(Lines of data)
——

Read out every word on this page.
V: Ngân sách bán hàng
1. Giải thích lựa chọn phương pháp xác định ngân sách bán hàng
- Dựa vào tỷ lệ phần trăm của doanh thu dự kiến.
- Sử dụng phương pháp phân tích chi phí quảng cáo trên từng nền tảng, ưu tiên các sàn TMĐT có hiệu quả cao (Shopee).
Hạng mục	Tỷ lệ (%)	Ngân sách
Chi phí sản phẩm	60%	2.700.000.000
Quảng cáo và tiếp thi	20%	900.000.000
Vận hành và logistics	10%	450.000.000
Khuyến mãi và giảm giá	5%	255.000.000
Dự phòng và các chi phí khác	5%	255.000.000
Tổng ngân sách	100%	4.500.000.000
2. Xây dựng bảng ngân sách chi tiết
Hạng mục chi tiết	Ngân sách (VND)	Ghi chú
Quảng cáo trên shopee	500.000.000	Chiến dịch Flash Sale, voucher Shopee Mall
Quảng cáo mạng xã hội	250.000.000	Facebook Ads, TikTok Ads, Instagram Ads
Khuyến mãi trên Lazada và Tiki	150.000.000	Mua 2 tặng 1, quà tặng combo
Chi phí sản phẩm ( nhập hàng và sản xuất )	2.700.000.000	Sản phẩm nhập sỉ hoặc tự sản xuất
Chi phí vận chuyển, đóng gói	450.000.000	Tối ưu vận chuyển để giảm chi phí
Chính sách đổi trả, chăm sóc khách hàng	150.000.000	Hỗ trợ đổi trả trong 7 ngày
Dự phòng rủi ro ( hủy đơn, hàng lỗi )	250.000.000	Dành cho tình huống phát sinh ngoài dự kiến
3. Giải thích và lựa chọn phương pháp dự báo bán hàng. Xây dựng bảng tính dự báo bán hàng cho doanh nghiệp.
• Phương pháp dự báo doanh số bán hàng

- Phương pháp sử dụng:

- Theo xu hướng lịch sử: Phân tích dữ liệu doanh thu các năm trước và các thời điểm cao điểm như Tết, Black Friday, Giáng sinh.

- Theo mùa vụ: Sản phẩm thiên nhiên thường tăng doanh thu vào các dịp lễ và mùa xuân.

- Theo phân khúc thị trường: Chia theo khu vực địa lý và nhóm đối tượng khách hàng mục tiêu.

——

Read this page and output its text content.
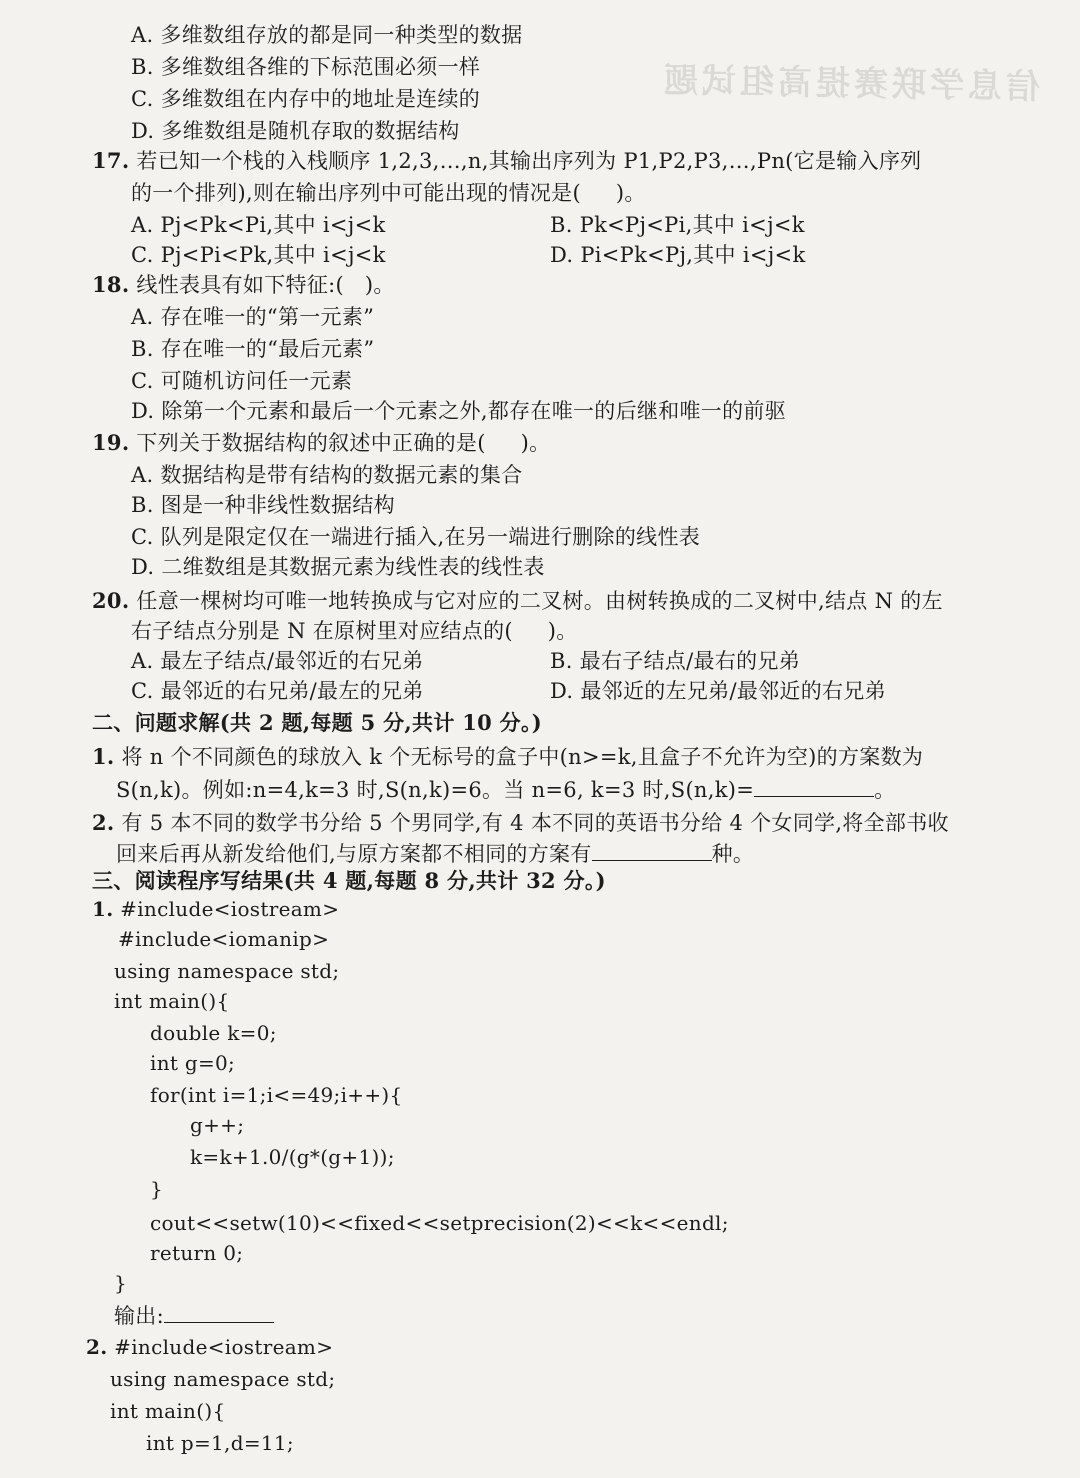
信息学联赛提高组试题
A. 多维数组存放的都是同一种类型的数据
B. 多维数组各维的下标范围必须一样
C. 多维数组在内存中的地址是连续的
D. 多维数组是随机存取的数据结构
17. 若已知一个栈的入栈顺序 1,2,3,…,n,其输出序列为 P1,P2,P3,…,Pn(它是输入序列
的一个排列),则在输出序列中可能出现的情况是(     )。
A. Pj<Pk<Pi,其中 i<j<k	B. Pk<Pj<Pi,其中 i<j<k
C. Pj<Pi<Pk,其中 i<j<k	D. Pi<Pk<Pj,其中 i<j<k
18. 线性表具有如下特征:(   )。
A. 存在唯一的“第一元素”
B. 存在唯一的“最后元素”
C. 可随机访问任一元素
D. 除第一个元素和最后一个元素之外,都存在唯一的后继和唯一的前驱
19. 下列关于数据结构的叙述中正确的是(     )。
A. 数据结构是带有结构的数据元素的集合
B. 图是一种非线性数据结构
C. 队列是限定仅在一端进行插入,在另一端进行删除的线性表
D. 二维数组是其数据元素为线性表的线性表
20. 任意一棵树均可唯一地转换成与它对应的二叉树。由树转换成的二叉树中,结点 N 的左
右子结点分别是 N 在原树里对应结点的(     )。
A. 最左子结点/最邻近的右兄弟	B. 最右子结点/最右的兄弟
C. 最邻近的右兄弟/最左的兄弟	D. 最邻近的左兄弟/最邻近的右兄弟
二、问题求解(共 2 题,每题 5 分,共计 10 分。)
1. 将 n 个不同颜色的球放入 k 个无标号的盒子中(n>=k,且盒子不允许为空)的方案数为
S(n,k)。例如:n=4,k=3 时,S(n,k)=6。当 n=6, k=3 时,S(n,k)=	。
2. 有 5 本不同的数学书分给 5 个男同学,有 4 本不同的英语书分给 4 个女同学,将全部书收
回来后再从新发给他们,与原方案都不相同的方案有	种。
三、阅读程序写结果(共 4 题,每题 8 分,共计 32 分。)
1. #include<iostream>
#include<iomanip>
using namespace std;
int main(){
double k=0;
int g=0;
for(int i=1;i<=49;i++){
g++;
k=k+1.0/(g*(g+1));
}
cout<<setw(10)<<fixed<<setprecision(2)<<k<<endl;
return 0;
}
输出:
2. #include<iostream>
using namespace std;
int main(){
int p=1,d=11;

——

> _Problem to work on_
Among the lines above, determine how many hold the word "trên"; report the figure alone.

> _In response_
3